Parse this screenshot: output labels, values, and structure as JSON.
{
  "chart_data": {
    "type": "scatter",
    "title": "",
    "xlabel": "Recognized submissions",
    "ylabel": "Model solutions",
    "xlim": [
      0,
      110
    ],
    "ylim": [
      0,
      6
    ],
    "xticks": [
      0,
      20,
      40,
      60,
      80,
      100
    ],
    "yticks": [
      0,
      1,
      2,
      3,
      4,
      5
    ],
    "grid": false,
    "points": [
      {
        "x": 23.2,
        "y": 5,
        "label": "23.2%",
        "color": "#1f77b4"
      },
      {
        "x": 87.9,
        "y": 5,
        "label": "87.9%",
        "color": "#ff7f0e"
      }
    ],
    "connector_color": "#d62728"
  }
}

Given instruction: Retype the whole listing, matching it exactly.

Task response:
Parse this screenshot: output labels, values, and structure as JSON.
{
  "chart_data": {
    "type": "scatter",
    "title": "",
    "xlabel": "Recognized submissions",
    "ylabel": "Model solutions",
    "xlim": [
      0,
      110
    ],
    "ylim": [
      0,
      6
    ],
    "xticks": [
      0,
      20,
      40,
      60,
      80,
      100
    ],
    "yticks": [
      0,
      1,
      2,
      3,
      4,
      5
    ],
    "grid": false,
    "points": [
      {
        "x": 23.2,
        "y": 5,
        "label": "23.2%",
        "color": "#1f77b4"
      },
      {
        "x": 87.9,
        "y": 5,
        "label": "87.9%",
        "color": "#ff7f0e"
      }
    ],
    "connector_color": "#d62728"
  }
}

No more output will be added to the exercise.